- _WORK ORDER_: In your copy, the records appear word for word and the pictures do not appear at all.

(Items from a data source)
══════════

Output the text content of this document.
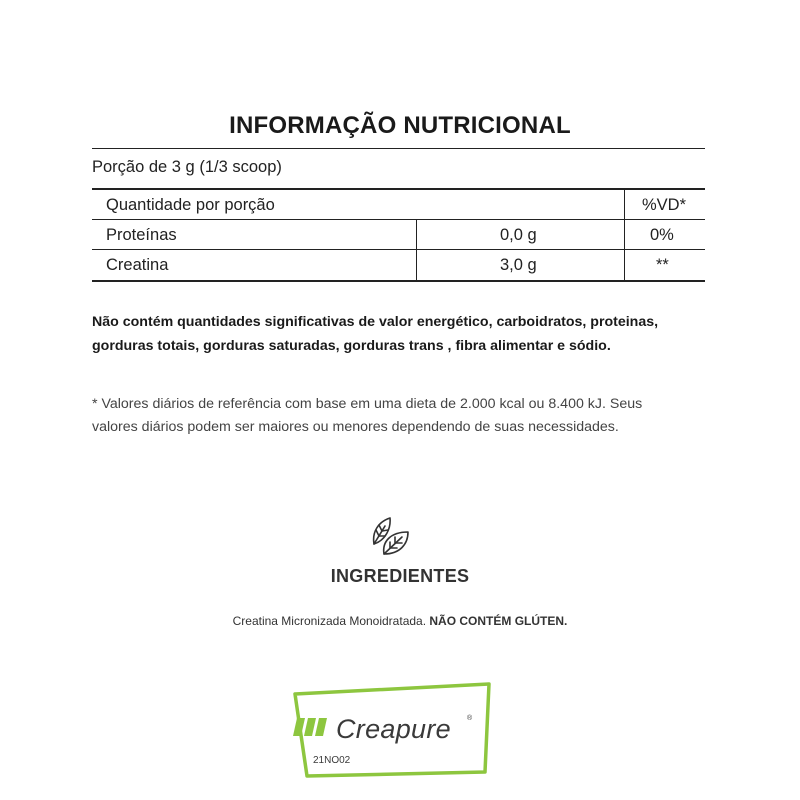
INFORMAÇÃO NUTRICIONAL
Porção de 3 g (1/3 scoop)
Quantidade por porção	%VD*
Proteínas	0,0 g	0%
Creatina	3,0 g	**
Não contém quantidades significativas de valor energético, carboidratos, proteinas, gorduras totais, gorduras saturadas, gorduras trans , fibra alimentar e sódio.
* Valores diários de referência com base em uma dieta de 2.000 kcal ou 8.400 kJ. Seus valores diários podem ser maiores ou menores dependendo de suas necessidades.
INGREDIENTES
Creatina Micronizada Monoidratada. NÃO CONTÉM GLÚTEN.
Creapure ®
21NO02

══════════

- _SOLUTION TO THE PROBLEM_:
Output the text content of this document.
INFORMAÇÃO NUTRICIONAL
Porção de 3 g (1/3 scoop)
Quantidade por porção	%VD*
Proteínas	0,0 g	0%
Creatina	3,0 g	**
Não contém quantidades significativas de valor energético, carboidratos, proteinas, gorduras totais, gorduras saturadas, gorduras trans , fibra alimentar e sódio.
* Valores diários de referência com base em uma dieta de 2.000 kcal ou 8.400 kJ. Seus valores diários podem ser maiores ou menores dependendo de suas necessidades.
INGREDIENTES
Creatina Micronizada Monoidratada. NÃO CONTÉM GLÚTEN.
Creapure ®
21NO02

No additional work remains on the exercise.